[Data tied to figure images]
|---|

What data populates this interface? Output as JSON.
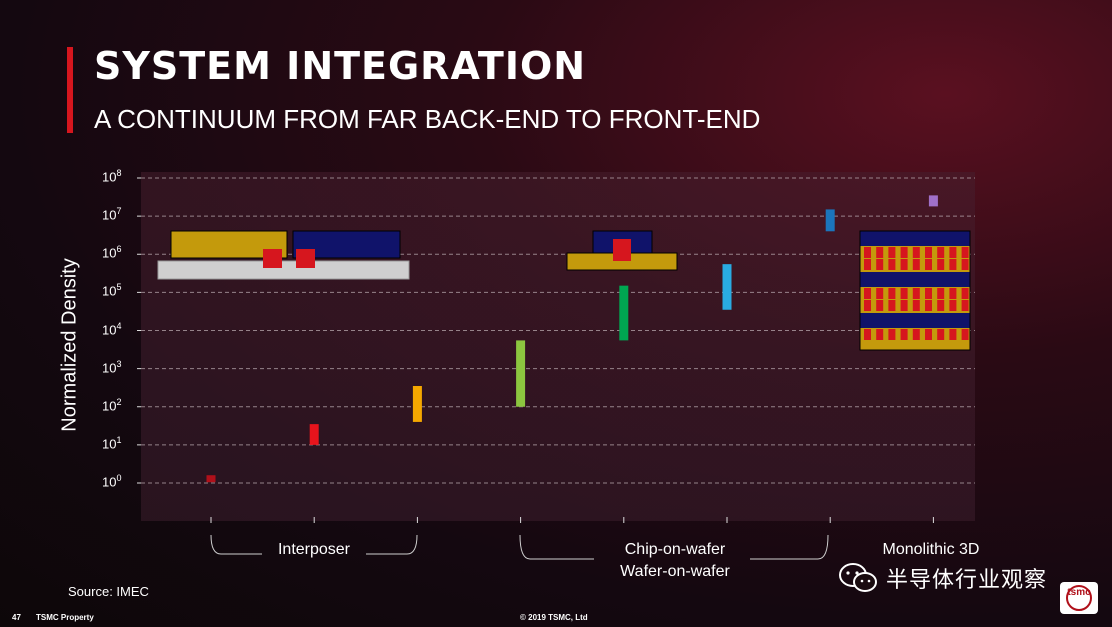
{
  "slide": {
    "title": "SYSTEM INTEGRATION",
    "subtitle": "A CONTINUUM FROM FAR BACK-END TO FRONT-END",
    "source": "Source: IMEC",
    "page_number": "47",
    "property": "TSMC Property",
    "copyright": "© 2019 TSMC, Ltd",
    "watermark_text": "半导体行业观察",
    "logo_text": "tsmc",
    "accent_color": "#d6161e"
  },
  "chart_data": {
    "type": "range-bar",
    "ylabel": "Normalized Density",
    "y_scale": "log10",
    "ylim": [
      1,
      100000000
    ],
    "y_tick_exponents": [
      0,
      1,
      2,
      3,
      4,
      5,
      6,
      7,
      8
    ],
    "grid": "dashed horizontal",
    "groups": [
      {
        "label": "Interposer",
        "lines": [
          "Interposer"
        ]
      },
      {
        "label": "Chip-on-wafer Wafer-on-wafer",
        "lines": [
          "Chip-on-wafer",
          "Wafer-on-wafer"
        ]
      },
      {
        "label": "Monolithic 3D",
        "lines": [
          "Monolithic 3D"
        ]
      }
    ],
    "bars": [
      {
        "position": 1,
        "low": 1.1,
        "high": 1.6,
        "color": "#b0101a"
      },
      {
        "position": 2,
        "low": 10,
        "high": 35,
        "color": "#e8141c"
      },
      {
        "position": 3,
        "low": 40,
        "high": 350,
        "color": "#f5a800"
      },
      {
        "position": 4,
        "low": 100,
        "high": 5500,
        "color": "#8cc63f"
      },
      {
        "position": 5,
        "low": 5500,
        "high": 150000,
        "color": "#00a651"
      },
      {
        "position": 6,
        "low": 35000,
        "high": 550000,
        "color": "#29abe2"
      },
      {
        "position": 7,
        "low": 4000000,
        "high": 15000000,
        "color": "#1b75bc"
      },
      {
        "position": 8,
        "low": 18000000,
        "high": 35000000,
        "color": "#a070c8"
      }
    ]
  }
}
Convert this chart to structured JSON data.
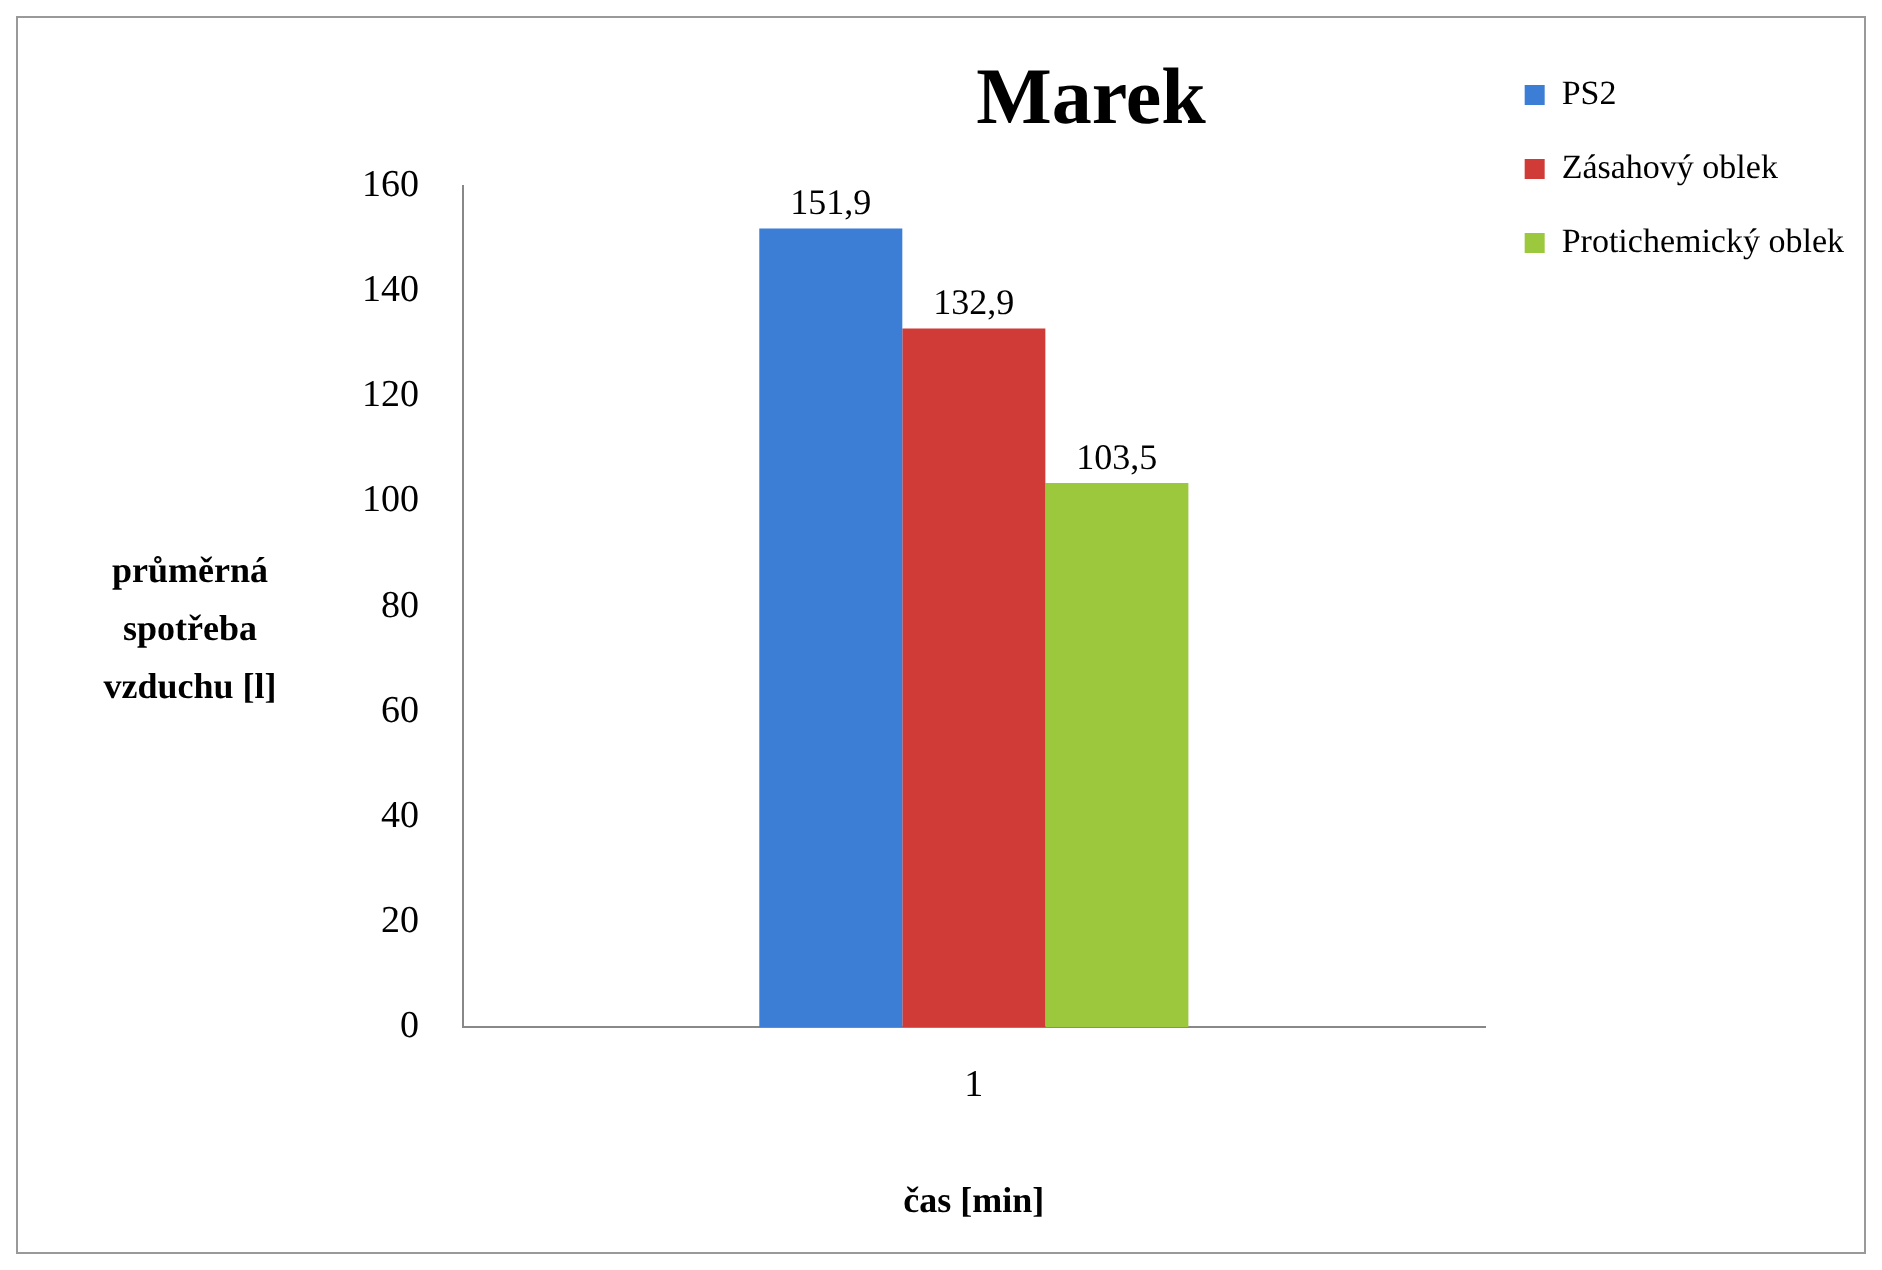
{
  "chart_data": {
    "type": "bar",
    "title": "Marek",
    "xlabel": "čas [min]",
    "ylabel": "průměrná spotřeba vzduchu [l]",
    "categories": [
      "1"
    ],
    "series": [
      {
        "name": "PS2",
        "color": "#3c7dd6",
        "values": [
          151.9
        ],
        "value_labels": [
          "151,9"
        ]
      },
      {
        "name": "Zásahový oblek",
        "color": "#d03b37",
        "values": [
          132.9
        ],
        "value_labels": [
          "132,9"
        ]
      },
      {
        "name": "Protichemický oblek",
        "color": "#9bc83c",
        "values": [
          103.5
        ],
        "value_labels": [
          "103,5"
        ]
      }
    ],
    "ylim": [
      0,
      160
    ],
    "yticks": [
      0,
      20,
      40,
      60,
      80,
      100,
      120,
      140,
      160
    ],
    "grid": false,
    "legend": "right"
  }
}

|---|

- _Aim_
Make a copy of each line that contains the string "ylabel".

- _Written response_
    "ylabel": "Normalized Density",
    "ylabel": "průměrná spotřeba vzduchu [l]",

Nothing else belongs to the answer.